The request -
Check each line of the records below for the word "icon" and copy those where it appears.

Material -

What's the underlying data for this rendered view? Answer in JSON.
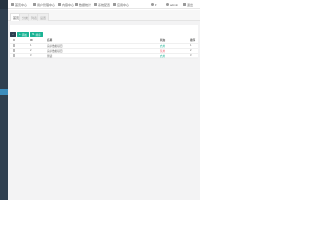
{
  "colors": {
    "sidebar": "#2f4050",
    "sidebar_active": "#3c8dbc",
    "accent_green": "#1ab394",
    "status_off": "#ed5565",
    "back_button": "#2c3e50"
  },
  "topbar": {
    "nav": [
      {
        "icon": "home-icon",
        "label": "首页中心"
      },
      {
        "icon": "user-icon",
        "label": "用户管理中心"
      },
      {
        "icon": "file-icon",
        "label": "内容中心"
      },
      {
        "icon": "list-icon",
        "label": "数据统计"
      },
      {
        "icon": "gear-icon",
        "label": "系统配置"
      },
      {
        "icon": "grid-icon",
        "label": "应用中心"
      }
    ],
    "right": [
      {
        "icon": "bell-icon",
        "label": "▾"
      },
      {
        "icon": "user-icon",
        "label": "admin"
      },
      {
        "icon": "logout-icon",
        "label": "退出"
      }
    ]
  },
  "tabs": [
    {
      "label": "首页",
      "active": true
    },
    {
      "label": "分类",
      "active": false
    },
    {
      "label": "列表",
      "active": false
    },
    {
      "label": "设置",
      "active": false
    }
  ],
  "toolbar": {
    "back_icon": "arrow-left-icon",
    "add_label": "添加",
    "add_icon": "plus-icon",
    "sort_label": "排序",
    "sort_icon": "sort-icon"
  },
  "table": {
    "headers": [
      "",
      "ID",
      "名称",
      "状态",
      "排序"
    ],
    "rows": [
      {
        "id": "1",
        "name": "演示数据项目",
        "status": "启用",
        "status_on": true,
        "sort": "1"
      },
      {
        "id": "2",
        "name": "演示数据项目",
        "status": "禁用",
        "status_on": false,
        "sort": "2"
      },
      {
        "id": "3",
        "name": "测试",
        "status": "启用",
        "status_on": true,
        "sort": "3"
      }
    ]
  }
}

Complete output -
        "icon": "home-icon",
        "icon": "user-icon",
        "icon": "file-icon",
        "icon": "list-icon",
        "icon": "gear-icon",
        "icon": "grid-icon",
        "icon": "bell-icon",
        "icon": "user-icon",
        "icon": "logout-icon",
    "back_icon": "arrow-left-icon",
    "add_icon": "plus-icon",
    "sort_icon": "sort-icon"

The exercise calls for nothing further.